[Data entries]
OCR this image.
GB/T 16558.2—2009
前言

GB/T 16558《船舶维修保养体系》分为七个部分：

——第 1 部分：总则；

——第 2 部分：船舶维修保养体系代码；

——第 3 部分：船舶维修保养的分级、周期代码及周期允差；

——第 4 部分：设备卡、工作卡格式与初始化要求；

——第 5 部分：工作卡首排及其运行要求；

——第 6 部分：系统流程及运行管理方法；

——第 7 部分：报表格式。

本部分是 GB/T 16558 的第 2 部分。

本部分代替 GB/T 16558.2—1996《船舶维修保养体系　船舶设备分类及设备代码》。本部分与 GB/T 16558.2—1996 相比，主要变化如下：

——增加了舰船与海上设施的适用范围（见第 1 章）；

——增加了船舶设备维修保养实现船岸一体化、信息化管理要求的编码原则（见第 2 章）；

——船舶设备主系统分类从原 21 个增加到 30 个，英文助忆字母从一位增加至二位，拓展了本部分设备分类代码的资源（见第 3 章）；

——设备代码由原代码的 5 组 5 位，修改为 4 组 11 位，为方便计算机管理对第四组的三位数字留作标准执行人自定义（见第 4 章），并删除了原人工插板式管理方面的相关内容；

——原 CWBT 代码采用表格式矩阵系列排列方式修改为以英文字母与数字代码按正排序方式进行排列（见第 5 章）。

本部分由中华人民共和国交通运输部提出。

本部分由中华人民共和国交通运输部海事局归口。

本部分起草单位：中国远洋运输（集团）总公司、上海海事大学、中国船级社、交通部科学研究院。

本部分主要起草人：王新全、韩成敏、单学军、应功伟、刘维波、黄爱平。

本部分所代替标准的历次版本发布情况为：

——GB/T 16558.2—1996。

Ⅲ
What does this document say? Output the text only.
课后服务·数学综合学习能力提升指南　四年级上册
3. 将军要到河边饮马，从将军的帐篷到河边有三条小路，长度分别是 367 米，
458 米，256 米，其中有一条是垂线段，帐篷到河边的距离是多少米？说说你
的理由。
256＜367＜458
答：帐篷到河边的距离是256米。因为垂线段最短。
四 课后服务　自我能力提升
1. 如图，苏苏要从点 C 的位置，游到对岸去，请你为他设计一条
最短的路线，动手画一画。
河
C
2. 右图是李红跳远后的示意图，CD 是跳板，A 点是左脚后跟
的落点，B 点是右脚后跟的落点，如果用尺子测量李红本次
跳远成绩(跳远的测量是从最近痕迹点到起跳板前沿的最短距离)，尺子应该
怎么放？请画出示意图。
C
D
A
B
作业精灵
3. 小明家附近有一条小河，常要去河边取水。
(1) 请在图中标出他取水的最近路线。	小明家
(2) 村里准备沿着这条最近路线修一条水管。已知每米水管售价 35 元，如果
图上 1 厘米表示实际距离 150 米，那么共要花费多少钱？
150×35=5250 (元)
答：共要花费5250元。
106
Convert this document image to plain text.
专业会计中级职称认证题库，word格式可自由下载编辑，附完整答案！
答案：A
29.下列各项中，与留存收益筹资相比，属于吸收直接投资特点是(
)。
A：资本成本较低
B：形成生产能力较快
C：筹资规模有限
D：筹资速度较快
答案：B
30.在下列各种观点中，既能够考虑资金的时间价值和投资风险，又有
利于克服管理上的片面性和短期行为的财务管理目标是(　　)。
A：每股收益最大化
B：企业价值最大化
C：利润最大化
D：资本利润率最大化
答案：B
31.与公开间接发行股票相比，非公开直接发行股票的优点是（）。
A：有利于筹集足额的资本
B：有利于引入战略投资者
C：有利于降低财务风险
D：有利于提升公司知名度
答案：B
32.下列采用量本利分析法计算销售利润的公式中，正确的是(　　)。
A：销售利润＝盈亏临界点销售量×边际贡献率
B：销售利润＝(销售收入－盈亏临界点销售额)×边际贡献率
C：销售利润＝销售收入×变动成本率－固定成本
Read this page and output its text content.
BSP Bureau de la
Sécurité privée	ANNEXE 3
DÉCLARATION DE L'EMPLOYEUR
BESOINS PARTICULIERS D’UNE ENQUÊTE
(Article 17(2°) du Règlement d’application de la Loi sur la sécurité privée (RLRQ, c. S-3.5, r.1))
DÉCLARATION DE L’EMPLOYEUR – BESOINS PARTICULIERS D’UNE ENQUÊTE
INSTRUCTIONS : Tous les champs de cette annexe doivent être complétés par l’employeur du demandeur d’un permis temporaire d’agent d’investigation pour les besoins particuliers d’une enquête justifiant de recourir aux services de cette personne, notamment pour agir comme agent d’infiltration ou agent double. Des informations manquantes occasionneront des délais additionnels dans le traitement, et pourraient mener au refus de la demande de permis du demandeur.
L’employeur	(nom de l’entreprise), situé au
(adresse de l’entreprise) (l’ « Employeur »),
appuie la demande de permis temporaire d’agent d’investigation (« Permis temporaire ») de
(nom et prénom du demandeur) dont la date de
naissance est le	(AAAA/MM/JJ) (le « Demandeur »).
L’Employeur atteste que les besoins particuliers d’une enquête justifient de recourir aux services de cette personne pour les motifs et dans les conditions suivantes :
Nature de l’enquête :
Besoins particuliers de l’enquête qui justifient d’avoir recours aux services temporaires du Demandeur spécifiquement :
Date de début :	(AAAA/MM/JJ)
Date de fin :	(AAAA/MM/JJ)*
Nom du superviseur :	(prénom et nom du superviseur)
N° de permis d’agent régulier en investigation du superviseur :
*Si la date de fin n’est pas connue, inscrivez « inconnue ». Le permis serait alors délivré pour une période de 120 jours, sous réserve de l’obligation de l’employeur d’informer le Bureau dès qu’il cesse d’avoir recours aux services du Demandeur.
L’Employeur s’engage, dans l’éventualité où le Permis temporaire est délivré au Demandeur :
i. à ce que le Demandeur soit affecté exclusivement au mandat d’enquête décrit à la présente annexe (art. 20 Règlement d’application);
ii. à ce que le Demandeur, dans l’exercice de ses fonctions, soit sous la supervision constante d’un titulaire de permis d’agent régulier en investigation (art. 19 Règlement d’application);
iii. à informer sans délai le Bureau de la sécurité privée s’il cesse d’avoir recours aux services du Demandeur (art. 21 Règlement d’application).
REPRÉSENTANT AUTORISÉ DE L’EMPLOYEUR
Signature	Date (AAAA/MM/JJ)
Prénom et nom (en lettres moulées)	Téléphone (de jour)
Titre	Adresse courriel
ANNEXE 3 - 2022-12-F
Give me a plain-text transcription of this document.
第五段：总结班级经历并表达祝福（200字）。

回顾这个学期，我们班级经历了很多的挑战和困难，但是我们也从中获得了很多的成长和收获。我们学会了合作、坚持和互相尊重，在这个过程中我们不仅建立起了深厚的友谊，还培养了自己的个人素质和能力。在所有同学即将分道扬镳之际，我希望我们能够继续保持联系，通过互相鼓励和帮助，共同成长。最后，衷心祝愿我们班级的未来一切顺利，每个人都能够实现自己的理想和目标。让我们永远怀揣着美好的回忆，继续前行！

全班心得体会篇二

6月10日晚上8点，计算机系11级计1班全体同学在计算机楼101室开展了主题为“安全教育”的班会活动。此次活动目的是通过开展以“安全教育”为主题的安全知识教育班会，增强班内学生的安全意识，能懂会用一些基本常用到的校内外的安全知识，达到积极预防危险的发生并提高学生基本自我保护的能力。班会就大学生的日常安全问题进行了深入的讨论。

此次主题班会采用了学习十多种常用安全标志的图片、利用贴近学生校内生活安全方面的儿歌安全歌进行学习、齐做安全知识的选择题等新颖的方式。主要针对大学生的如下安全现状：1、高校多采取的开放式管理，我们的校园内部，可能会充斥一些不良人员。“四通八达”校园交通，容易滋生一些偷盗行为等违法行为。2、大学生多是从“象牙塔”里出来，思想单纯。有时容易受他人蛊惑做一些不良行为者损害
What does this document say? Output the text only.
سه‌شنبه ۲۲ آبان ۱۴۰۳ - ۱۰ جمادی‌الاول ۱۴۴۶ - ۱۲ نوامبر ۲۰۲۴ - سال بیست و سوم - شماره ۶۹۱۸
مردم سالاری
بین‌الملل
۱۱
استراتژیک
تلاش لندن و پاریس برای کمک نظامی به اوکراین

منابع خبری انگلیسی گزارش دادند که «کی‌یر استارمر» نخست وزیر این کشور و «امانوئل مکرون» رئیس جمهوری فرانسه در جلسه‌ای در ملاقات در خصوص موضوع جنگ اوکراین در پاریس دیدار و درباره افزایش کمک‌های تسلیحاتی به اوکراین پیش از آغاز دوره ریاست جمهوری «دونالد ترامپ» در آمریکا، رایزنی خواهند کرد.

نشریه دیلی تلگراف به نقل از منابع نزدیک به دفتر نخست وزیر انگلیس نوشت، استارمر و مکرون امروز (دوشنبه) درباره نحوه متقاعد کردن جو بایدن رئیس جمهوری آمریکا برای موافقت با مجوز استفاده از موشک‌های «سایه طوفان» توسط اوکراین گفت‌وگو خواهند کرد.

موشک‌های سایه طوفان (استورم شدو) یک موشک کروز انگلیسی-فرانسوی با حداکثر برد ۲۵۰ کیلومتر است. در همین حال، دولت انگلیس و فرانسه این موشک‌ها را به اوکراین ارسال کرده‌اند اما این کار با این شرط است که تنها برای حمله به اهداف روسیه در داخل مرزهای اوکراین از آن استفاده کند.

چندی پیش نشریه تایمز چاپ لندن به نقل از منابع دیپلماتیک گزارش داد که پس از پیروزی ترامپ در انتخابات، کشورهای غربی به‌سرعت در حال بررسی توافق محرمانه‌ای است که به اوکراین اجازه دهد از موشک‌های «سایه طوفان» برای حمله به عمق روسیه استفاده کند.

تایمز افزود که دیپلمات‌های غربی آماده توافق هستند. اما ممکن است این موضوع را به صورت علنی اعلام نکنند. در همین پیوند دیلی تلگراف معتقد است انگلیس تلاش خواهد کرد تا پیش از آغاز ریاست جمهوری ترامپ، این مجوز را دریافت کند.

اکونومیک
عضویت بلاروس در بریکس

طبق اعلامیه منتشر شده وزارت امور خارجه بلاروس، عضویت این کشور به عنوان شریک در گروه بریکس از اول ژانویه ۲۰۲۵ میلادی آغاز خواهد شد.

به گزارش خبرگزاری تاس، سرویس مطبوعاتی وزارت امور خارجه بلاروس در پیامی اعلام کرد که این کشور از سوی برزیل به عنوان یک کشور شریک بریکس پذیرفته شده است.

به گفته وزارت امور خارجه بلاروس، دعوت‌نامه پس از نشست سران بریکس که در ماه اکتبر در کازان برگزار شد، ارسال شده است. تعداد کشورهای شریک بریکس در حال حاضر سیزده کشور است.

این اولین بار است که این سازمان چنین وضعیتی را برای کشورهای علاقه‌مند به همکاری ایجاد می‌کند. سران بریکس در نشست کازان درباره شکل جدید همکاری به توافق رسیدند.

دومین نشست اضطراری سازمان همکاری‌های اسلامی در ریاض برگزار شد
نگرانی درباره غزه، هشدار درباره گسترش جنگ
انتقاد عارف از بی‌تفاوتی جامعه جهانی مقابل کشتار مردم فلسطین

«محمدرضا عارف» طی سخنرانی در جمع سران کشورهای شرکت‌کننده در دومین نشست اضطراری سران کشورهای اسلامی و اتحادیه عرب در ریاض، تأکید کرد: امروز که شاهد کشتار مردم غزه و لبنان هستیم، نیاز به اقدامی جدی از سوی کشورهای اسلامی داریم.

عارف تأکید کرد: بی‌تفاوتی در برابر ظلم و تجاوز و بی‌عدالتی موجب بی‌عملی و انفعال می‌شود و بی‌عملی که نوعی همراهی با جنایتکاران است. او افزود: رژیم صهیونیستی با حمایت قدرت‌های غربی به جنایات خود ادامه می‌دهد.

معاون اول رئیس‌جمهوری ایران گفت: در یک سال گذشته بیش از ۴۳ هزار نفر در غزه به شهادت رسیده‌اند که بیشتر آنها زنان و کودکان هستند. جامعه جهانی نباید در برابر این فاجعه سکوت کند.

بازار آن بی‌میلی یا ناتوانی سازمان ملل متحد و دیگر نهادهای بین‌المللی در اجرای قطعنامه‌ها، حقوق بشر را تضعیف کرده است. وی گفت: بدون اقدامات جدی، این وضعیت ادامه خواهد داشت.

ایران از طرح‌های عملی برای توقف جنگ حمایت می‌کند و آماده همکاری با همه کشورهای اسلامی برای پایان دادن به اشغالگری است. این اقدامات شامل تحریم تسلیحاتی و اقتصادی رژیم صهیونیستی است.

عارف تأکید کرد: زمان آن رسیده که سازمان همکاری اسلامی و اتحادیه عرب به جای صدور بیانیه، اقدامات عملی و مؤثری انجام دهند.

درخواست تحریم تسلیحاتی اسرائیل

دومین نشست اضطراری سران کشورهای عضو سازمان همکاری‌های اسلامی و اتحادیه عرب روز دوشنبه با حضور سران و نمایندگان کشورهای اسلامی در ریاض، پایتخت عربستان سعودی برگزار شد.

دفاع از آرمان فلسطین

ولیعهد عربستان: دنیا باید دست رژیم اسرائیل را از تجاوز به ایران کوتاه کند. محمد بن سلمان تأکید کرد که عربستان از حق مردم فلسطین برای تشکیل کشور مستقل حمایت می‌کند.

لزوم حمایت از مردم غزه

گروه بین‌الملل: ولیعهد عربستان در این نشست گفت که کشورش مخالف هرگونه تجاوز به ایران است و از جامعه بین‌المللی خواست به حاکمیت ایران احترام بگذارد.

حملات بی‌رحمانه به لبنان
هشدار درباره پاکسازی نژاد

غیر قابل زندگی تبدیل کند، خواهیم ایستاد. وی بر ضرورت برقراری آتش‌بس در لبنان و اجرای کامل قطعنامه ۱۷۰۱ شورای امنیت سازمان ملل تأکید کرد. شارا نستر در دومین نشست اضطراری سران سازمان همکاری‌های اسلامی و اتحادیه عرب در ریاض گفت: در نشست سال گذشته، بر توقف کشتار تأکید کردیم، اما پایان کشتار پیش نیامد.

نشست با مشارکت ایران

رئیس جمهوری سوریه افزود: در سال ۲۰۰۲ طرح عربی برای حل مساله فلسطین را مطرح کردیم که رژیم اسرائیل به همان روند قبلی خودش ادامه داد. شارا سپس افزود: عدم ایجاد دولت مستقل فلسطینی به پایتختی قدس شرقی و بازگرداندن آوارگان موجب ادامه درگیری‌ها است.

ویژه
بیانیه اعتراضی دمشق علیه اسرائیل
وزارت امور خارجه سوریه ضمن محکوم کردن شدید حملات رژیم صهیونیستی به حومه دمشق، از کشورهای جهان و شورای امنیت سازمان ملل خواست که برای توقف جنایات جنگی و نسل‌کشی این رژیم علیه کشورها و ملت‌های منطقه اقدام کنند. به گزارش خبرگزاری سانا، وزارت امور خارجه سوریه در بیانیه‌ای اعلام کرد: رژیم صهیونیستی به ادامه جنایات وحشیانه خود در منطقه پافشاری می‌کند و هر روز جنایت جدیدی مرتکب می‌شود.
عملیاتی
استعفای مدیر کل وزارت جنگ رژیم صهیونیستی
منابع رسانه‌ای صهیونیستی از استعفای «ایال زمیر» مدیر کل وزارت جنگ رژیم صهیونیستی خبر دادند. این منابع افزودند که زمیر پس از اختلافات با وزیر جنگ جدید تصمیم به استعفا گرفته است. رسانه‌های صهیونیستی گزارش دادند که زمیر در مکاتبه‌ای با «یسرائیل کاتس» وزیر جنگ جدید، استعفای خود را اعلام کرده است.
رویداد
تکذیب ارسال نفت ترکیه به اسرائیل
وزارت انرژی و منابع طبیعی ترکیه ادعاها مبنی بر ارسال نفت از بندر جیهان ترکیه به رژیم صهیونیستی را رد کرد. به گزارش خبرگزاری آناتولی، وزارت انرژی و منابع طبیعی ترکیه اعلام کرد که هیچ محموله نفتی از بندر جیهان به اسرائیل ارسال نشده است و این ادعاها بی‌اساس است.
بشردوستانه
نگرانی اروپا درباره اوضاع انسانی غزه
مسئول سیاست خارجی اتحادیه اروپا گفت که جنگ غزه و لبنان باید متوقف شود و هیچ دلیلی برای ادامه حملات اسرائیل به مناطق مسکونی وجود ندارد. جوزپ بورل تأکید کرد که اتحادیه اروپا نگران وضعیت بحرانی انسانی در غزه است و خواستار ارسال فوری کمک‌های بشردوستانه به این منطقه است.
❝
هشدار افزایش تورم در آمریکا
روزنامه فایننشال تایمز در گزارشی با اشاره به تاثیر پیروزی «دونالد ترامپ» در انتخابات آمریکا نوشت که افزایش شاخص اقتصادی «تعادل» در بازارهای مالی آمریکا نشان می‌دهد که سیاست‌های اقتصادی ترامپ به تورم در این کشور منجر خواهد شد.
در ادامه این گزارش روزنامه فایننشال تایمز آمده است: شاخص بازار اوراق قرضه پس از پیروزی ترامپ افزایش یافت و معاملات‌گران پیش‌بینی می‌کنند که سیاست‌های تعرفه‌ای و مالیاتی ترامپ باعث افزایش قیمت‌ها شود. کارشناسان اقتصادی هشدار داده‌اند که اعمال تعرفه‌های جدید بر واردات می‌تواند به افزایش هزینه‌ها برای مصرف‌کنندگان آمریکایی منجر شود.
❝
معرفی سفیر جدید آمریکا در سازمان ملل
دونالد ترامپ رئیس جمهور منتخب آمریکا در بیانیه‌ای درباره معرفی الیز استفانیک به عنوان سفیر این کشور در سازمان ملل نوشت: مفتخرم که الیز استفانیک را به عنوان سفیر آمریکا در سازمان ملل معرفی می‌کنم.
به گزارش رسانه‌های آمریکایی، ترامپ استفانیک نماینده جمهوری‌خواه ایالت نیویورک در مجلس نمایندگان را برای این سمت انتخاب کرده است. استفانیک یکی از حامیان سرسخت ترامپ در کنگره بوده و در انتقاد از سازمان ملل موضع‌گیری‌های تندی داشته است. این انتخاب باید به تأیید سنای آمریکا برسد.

GOAL OF THE EXERCISE: Show every line where the string "this" appears.

ANSWER BELOW:
OCR this image.
What does this document say? Output the text only.
Convert this document image to plain text.
Read this page and output its text content.
Give me a plain-text transcription of this document.
What does this document say? Output the text only.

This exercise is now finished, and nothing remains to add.